**WHAT YOU NEED TO DO:** For each line that holds "JSON", copy the line out.

[start]

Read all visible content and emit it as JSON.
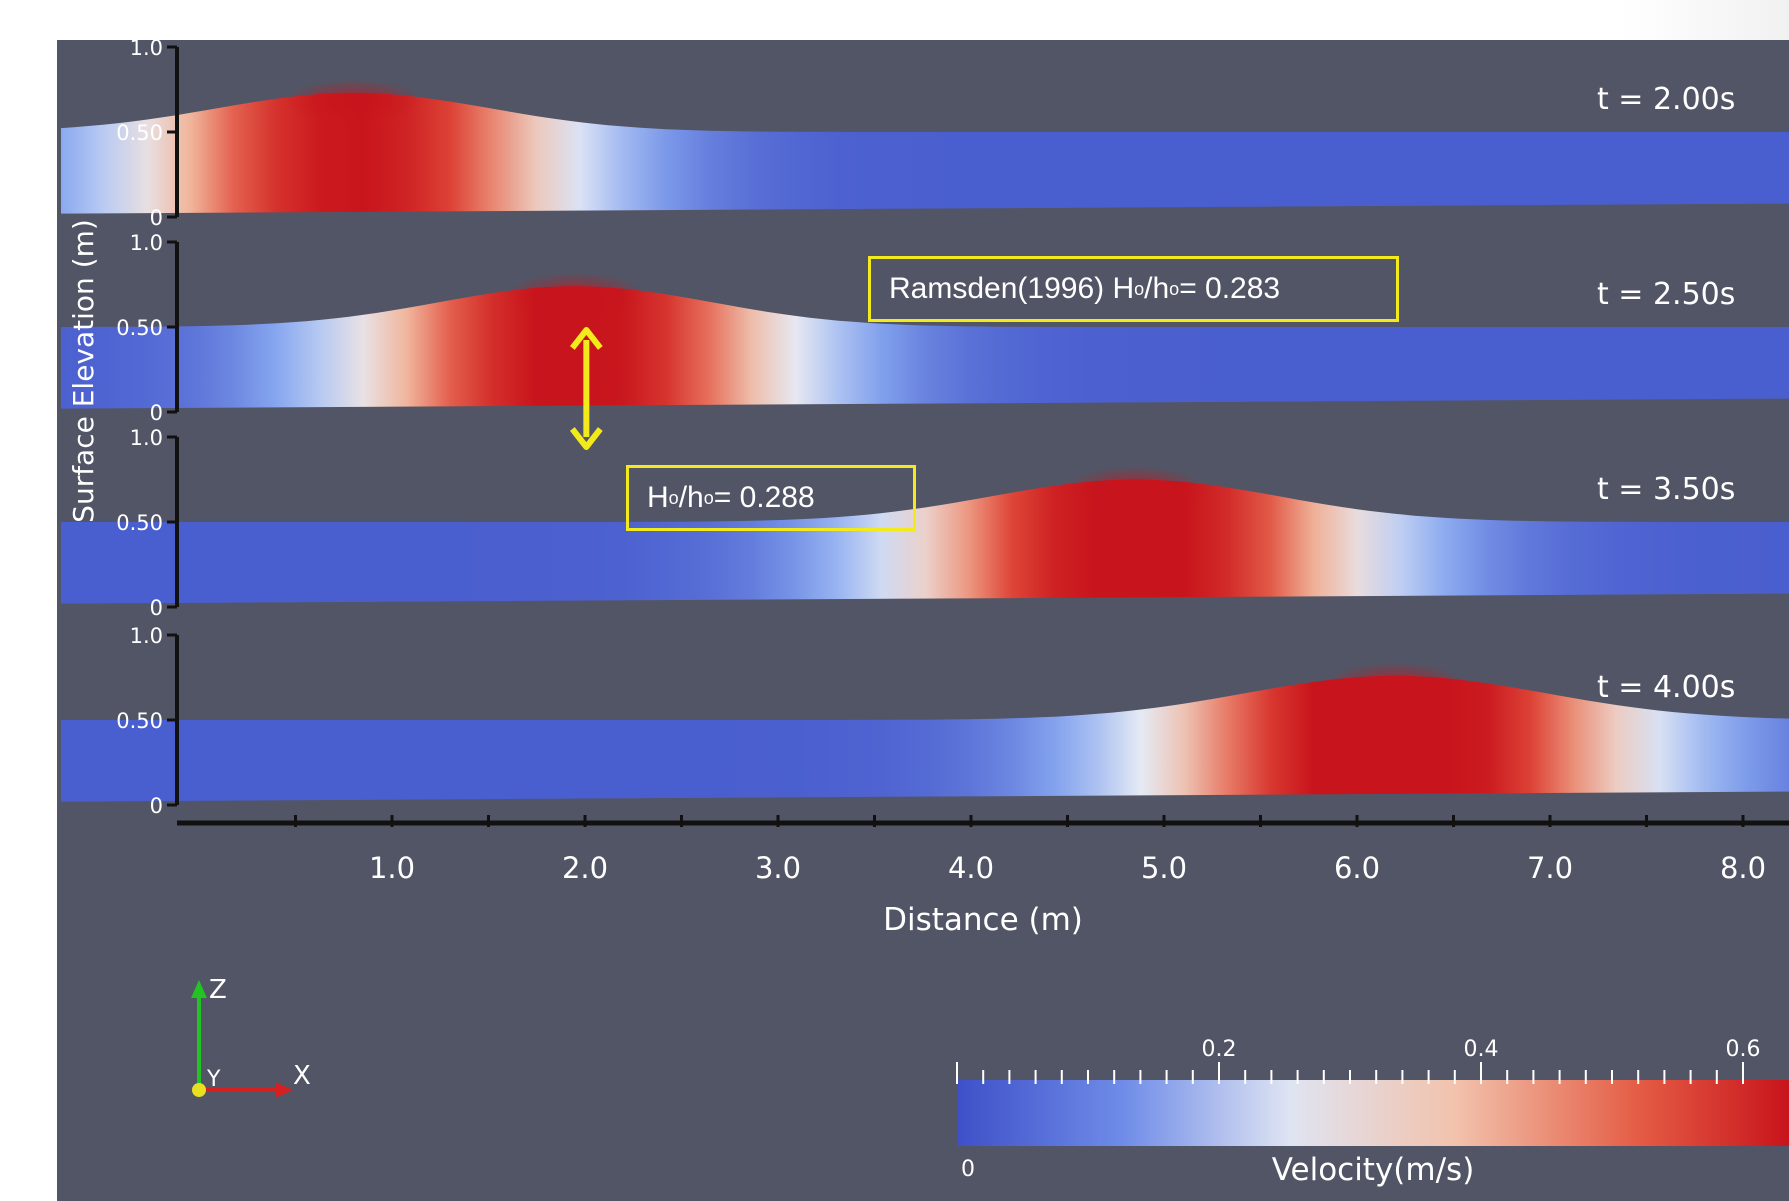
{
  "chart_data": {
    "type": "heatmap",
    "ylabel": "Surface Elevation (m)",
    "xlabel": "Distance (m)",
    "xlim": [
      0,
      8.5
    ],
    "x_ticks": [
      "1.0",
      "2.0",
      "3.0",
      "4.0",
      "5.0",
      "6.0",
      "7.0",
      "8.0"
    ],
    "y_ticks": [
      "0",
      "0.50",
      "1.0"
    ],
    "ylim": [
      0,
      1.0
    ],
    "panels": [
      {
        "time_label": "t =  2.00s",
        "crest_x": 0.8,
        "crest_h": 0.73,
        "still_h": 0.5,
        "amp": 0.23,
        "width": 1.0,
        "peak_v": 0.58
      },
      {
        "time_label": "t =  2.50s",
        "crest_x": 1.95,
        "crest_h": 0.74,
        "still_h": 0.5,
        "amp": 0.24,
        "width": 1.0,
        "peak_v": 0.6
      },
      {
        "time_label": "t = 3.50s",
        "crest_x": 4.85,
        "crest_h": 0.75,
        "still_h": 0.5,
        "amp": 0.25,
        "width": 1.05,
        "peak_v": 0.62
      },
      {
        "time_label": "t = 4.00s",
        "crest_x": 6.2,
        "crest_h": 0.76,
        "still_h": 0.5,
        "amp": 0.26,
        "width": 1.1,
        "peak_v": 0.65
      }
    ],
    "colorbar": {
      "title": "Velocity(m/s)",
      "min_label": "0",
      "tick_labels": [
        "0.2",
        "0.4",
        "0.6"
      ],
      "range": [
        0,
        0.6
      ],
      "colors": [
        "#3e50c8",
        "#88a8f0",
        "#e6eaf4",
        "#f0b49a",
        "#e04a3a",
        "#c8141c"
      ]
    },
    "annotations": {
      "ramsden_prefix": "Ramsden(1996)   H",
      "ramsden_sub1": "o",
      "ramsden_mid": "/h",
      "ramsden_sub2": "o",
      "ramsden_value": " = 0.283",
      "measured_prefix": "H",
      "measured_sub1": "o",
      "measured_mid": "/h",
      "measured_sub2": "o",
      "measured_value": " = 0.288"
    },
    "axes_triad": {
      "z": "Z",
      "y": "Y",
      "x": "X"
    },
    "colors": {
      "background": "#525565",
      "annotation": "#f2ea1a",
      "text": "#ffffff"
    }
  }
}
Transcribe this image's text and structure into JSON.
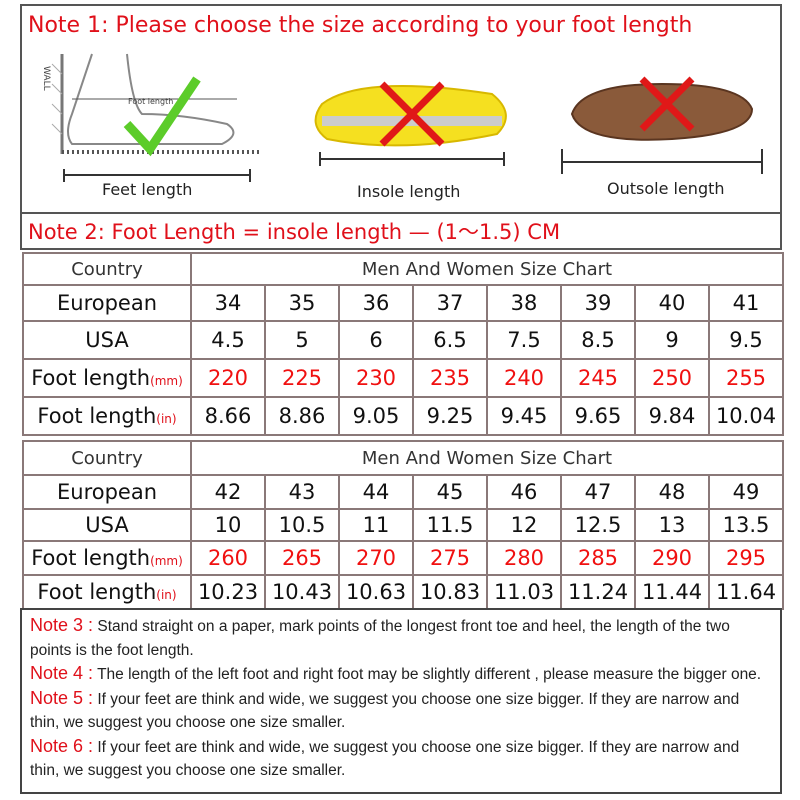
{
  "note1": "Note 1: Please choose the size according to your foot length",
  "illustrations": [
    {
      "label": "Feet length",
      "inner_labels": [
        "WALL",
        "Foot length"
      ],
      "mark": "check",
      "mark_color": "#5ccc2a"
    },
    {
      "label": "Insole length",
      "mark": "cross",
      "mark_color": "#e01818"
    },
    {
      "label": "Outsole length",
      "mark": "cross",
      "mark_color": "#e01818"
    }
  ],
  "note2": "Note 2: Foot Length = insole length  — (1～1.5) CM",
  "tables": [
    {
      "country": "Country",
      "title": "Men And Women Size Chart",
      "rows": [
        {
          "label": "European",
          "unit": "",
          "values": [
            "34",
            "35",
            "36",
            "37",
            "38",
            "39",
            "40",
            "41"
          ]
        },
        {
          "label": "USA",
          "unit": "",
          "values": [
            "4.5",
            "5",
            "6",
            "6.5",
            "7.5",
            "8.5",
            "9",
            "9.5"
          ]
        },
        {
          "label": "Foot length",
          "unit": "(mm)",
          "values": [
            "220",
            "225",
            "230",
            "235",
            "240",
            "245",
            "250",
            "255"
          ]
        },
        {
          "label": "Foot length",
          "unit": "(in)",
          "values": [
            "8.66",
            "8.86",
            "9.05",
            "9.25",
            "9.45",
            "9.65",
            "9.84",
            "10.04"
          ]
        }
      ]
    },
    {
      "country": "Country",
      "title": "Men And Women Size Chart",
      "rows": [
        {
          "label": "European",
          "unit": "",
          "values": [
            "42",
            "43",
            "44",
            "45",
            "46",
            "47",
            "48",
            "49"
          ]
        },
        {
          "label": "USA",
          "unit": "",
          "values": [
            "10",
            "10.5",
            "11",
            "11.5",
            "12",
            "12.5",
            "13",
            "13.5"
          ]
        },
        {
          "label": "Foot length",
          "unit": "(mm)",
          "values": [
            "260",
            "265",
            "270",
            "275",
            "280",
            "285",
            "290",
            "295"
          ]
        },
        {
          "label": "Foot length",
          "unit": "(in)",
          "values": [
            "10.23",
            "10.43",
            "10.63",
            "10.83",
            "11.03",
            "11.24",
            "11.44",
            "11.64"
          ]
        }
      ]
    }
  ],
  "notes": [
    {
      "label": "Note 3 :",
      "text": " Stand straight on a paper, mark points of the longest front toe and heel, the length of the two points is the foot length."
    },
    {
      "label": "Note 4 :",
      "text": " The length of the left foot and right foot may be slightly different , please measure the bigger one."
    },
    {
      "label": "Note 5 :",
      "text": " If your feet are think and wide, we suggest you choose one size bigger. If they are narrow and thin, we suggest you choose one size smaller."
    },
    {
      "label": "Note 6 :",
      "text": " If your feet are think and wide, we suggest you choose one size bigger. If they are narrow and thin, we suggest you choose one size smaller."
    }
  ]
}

[end]

**REPLY TO THE TASK:**
Read all visible content and emit it as JSON.
Transcribe this image's text and structure into JSON.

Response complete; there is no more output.